Instructions for the task
Output every line below without omitting or altering anything.

START

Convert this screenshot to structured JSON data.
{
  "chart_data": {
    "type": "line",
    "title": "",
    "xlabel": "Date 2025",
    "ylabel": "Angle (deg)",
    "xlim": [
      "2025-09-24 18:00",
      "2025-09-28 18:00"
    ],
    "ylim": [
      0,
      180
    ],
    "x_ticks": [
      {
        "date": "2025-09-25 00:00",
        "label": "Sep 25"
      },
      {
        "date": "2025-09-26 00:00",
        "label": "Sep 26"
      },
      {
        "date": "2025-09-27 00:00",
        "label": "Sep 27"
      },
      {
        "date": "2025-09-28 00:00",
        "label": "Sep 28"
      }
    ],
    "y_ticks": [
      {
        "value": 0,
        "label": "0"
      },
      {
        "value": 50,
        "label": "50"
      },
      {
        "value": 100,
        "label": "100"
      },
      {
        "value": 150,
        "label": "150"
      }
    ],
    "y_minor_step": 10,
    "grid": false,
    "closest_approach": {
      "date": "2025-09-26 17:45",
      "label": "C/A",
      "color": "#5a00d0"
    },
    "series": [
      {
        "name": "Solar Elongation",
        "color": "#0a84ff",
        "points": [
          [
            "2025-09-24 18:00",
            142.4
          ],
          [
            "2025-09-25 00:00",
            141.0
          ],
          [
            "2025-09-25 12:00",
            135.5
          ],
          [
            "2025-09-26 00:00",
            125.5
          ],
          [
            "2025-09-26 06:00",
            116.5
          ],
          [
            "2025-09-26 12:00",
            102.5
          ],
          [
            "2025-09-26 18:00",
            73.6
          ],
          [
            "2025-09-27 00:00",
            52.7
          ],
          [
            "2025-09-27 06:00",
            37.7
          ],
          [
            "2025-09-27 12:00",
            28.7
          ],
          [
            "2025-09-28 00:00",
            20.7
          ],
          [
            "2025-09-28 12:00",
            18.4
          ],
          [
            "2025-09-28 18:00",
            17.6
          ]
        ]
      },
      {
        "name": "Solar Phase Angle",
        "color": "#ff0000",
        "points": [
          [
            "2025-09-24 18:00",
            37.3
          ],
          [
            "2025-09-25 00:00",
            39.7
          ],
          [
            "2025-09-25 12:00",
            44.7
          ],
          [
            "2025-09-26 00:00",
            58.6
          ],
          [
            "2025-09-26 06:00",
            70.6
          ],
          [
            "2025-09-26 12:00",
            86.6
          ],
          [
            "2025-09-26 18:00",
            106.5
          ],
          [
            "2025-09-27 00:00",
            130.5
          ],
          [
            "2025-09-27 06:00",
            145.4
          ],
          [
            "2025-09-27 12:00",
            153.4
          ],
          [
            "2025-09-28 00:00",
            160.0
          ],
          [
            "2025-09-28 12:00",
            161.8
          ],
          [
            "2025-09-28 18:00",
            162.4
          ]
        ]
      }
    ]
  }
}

END

Exercise response
Convert this screenshot to structured JSON data.
{
  "chart_data": {
    "type": "line",
    "title": "",
    "xlabel": "Date 2025",
    "ylabel": "Angle (deg)",
    "xlim": [
      "2025-09-24 18:00",
      "2025-09-28 18:00"
    ],
    "ylim": [
      0,
      180
    ],
    "x_ticks": [
      {
        "date": "2025-09-25 00:00",
        "label": "Sep 25"
      },
      {
        "date": "2025-09-26 00:00",
        "label": "Sep 26"
      },
      {
        "date": "2025-09-27 00:00",
        "label": "Sep 27"
      },
      {
        "date": "2025-09-28 00:00",
        "label": "Sep 28"
      }
    ],
    "y_ticks": [
      {
        "value": 0,
        "label": "0"
      },
      {
        "value": 50,
        "label": "50"
      },
      {
        "value": 100,
        "label": "100"
      },
      {
        "value": 150,
        "label": "150"
      }
    ],
    "y_minor_step": 10,
    "grid": false,
    "closest_approach": {
      "date": "2025-09-26 17:45",
      "label": "C/A",
      "color": "#5a00d0"
    },
    "series": [
      {
        "name": "Solar Elongation",
        "color": "#0a84ff",
        "points": [
          [
            "2025-09-24 18:00",
            142.4
          ],
          [
            "2025-09-25 00:00",
            141.0
          ],
          [
            "2025-09-25 12:00",
            135.5
          ],
          [
            "2025-09-26 00:00",
            125.5
          ],
          [
            "2025-09-26 06:00",
            116.5
          ],
          [
            "2025-09-26 12:00",
            102.5
          ],
          [
            "2025-09-26 18:00",
            73.6
          ],
          [
            "2025-09-27 00:00",
            52.7
          ],
          [
            "2025-09-27 06:00",
            37.7
          ],
          [
            "2025-09-27 12:00",
            28.7
          ],
          [
            "2025-09-28 00:00",
            20.7
          ],
          [
            "2025-09-28 12:00",
            18.4
          ],
          [
            "2025-09-28 18:00",
            17.6
          ]
        ]
      },
      {
        "name": "Solar Phase Angle",
        "color": "#ff0000",
        "points": [
          [
            "2025-09-24 18:00",
            37.3
          ],
          [
            "2025-09-25 00:00",
            39.7
          ],
          [
            "2025-09-25 12:00",
            44.7
          ],
          [
            "2025-09-26 00:00",
            58.6
          ],
          [
            "2025-09-26 06:00",
            70.6
          ],
          [
            "2025-09-26 12:00",
            86.6
          ],
          [
            "2025-09-26 18:00",
            106.5
          ],
          [
            "2025-09-27 00:00",
            130.5
          ],
          [
            "2025-09-27 06:00",
            145.4
          ],
          [
            "2025-09-27 12:00",
            153.4
          ],
          [
            "2025-09-28 00:00",
            160.0
          ],
          [
            "2025-09-28 12:00",
            161.8
          ],
          [
            "2025-09-28 18:00",
            162.4
          ]
        ]
      }
    ]
  }
}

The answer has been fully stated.